2. The method according to claim 1, wherein the material enabling opto-electric transduction is a semiconductor material with a band gap Eg below 3.0 eV.

3. The method according to claim 1, wherein the material enabling opto-thermal transduction is a plasmonic metal material.

4. The method according to claim 1, wherein the material enabling opto-optical transduction is a lanthanide element-doped material selected from a lanthanide-doped oxide, a lanthanide-doped mixed-oxide, a lanthanide-doped metal-phosphate, and a lanthanide-doped metal-vanadate.

5. The method according to claim 1, wherein the material enabling magneto-thermal transduction is a superparamagnetic material.

6. The method according to claim 1, wherein the material enabling acousto-electric transduction is a piezoelectric material.

7. The method according to claim 1, wherein the hydrophilic agent conferring a neutral surface charge to the nanoparticle or nanoparticle aggregate displays a functional group selected from an alcohol (R—OH), an aldehyde (R—COH), a ketone (R—CO—R), an ester (R—COOR), an acid (R—COOH), a thiol (R—SH), a saccharide, an anhydride (RCOOOC—R), and a pyrrole.

8. The method according to claim 1, wherein the hydrophilic agent is selected from a poly(lactic acid), a polyhydroxyalkanoic acid, a polyether, a polyethylene oxide, a polyethylene glycol, a polyvinylalcohol, a polycaprolactone, a polyvinylpyrrolidone, a polysaccharide, a polypyrrole, a cyclodextrin, a thioglucose, a 2-mercaptoethanol, a 1-thioglycerol, a thiodiglycol, a hydroxybutyric acid, a hydroxymethyltriethoxysilane, a fructose 6-phosphate and a glucose 6-phosphate.

9. The method according to claim 1, wherein the subject is a human being.

10. A method for treating a neuronal disease in a subject by modulating electrical polarization of neurons in the subject, wherein the method comprises a) administering a composition to the subject, the composition comprising nanoparticles and/or nanoparticle aggregates and a pharmaceutically acceptable support, wherein i) when the nanoparticle or nanoparticle aggregate is exposed to a light source, the nanoparticle or nanoparticle aggregate material is selected from a material enabling opto-electric transduction, opto-thermal transduction or opto-optical transduction, or ii) when the nanoparticle or nanoparticle aggregate is exposed to a magnetic field, the nanoparticle or nanoparticle aggregate material is a material enabling magneto-electric transduction or magneto-thermal transduction, or iii) when the nanoparticle or nanoparticle aggregate is exposed to an ultrasound source, the nanoparticle or nanoparticle aggregate material is a material enabling acousto-electric transduction, and wherein the nanoparticle or nanoparticle aggregate surface is either neutrally charged in the absence of any coating or coated with a hydrophilic agent conferring a neutral surface charge to the nanoparticle or nanoparticle aggregate, the neutral charge being of about −10 mV to +10 mV, and b) exposing the subject to a light source, a magnetic field, or an ultrasound source, thereby modulating electrical polarization of neurons in the subject, and wherein the composition comprises at least two distinct nanoparticles and/or nanoparticle aggregates, each nanoparticle or nanoparticle aggregate consisting of a distinct material selected from a material enabling opto-electric transduction, opto-thermal transduction, opto-optical transduction, magneto-electric transduction, magneto-thermal transduction or acousto-electric transduction, and the nanoparticle or nanoparticle aggregate surface being optionally coated with a hydrophilic agent conferring a neutral surface charge to the nanoparticle or nanoparticle aggregate.

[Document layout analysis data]
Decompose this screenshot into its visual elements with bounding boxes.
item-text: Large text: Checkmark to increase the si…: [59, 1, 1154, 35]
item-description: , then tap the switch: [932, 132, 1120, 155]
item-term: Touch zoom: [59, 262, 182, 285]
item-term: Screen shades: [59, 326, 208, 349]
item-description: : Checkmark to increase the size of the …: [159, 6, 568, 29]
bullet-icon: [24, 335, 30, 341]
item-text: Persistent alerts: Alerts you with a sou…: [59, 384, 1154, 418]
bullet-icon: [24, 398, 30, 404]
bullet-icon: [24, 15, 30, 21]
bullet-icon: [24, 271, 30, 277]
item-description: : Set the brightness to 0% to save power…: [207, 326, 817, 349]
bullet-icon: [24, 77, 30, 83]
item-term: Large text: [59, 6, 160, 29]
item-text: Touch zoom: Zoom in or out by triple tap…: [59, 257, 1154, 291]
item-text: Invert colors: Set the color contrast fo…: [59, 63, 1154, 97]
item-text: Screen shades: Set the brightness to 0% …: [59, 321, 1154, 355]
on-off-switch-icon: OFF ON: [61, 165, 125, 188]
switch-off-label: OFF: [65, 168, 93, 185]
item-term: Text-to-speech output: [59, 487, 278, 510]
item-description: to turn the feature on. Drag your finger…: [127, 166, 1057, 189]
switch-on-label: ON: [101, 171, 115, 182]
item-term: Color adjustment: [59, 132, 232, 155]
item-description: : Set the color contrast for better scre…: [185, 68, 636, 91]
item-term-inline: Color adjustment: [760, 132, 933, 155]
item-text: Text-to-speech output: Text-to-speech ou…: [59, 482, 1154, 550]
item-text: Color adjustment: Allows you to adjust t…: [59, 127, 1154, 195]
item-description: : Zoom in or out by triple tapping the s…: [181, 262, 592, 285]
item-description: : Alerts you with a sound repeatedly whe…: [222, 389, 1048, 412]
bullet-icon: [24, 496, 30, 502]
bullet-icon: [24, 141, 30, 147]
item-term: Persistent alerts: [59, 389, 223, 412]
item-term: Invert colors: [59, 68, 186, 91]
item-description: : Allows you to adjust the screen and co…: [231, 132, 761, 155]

--- Required tasks ---
1 – In the patent claims above, reproduce the passage from "3. The method" to "a lanthanide-doped metal-vanadate." without any changes.
2 – Answer these questions using the patent claims above.
(a) Under claim 5, what kind of material enables magneto-thermal transduction?
(b) Under claim 9, what is the subject?
(c) In claim 10, what range defines the neutral surface charge?

--- Outputs by task ---
1 –
3. The method according to claim 1, wherein the material enabling opto-thermal transduction is a plasmonic metal material.

4. The method according to claim 1, wherein the material enabling opto-optical transduction is a lanthanide element-doped material selected from a lanthanide-doped oxide, a lanthanide-doped mixed-oxide, a lanthanide-doped metal-phosphate, and a lanthanide-doped metal-vanadate.

2 –
(a) A superparamagnetic material
(b) A human being
(c) About −10 mV to +10 mV